### Task directions:
The exercise asks for every line of the data to be reproduced exactly.

Dataset items:

▶

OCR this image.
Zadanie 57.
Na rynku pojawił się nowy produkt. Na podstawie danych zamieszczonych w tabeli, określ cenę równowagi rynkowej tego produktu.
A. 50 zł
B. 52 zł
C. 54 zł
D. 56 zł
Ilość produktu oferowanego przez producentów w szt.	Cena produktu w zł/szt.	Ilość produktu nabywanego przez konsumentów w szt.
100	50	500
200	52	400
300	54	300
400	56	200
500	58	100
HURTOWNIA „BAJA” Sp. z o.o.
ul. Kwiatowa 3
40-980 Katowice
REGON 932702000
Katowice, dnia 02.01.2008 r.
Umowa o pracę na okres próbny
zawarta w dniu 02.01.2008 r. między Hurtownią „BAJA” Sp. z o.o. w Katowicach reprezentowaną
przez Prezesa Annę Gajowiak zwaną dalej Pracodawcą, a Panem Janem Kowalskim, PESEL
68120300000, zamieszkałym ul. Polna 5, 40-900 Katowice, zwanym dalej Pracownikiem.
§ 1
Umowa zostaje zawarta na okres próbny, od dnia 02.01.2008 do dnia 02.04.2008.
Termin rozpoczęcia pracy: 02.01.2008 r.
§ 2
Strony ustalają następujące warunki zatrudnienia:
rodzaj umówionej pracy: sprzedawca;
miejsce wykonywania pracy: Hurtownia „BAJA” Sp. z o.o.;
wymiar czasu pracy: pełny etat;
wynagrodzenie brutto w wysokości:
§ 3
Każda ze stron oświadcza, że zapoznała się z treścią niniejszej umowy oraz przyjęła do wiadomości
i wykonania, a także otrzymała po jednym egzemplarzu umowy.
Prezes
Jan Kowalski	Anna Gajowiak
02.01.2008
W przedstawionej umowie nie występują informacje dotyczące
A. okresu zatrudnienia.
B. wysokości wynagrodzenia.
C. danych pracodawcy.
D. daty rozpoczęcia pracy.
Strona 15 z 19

◀

### Result:
OCR this image.
Zadanie 57.
Na rynku pojawił się nowy produkt. Na podstawie danych zamieszczonych w tabeli, określ cenę równowagi rynkowej tego produktu.
A. 50 zł
B. 52 zł
C. 54 zł
D. 56 zł
Ilość produktu oferowanego przez producentów w szt.	Cena produktu w zł/szt.	Ilość produktu nabywanego przez konsumentów w szt.
100	50	500
200	52	400
300	54	300
400	56	200
500	58	100
HURTOWNIA „BAJA” Sp. z o.o.
ul. Kwiatowa 3
40-980 Katowice
REGON 932702000
Katowice, dnia 02.01.2008 r.
Umowa o pracę na okres próbny
zawarta w dniu 02.01.2008 r. między Hurtownią „BAJA” Sp. z o.o. w Katowicach reprezentowaną
przez Prezesa Annę Gajowiak zwaną dalej Pracodawcą, a Panem Janem Kowalskim, PESEL
68120300000, zamieszkałym ul. Polna 5, 40-900 Katowice, zwanym dalej Pracownikiem.
§ 1
Umowa zostaje zawarta na okres próbny, od dnia 02.01.2008 do dnia 02.04.2008.
Termin rozpoczęcia pracy: 02.01.2008 r.
§ 2
Strony ustalają następujące warunki zatrudnienia:
rodzaj umówionej pracy: sprzedawca;
miejsce wykonywania pracy: Hurtownia „BAJA” Sp. z o.o.;
wymiar czasu pracy: pełny etat;
wynagrodzenie brutto w wysokości:
§ 3
Każda ze stron oświadcza, że zapoznała się z treścią niniejszej umowy oraz przyjęła do wiadomości
i wykonania, a także otrzymała po jednym egzemplarzu umowy.
Prezes
Jan Kowalski	Anna Gajowiak
02.01.2008
W przedstawionej umowie nie występują informacje dotyczące
A. okresu zatrudnienia.
B. wysokości wynagrodzenia.
C. danych pracodawcy.
D. daty rozpoczęcia pracy.
Strona 15 z 19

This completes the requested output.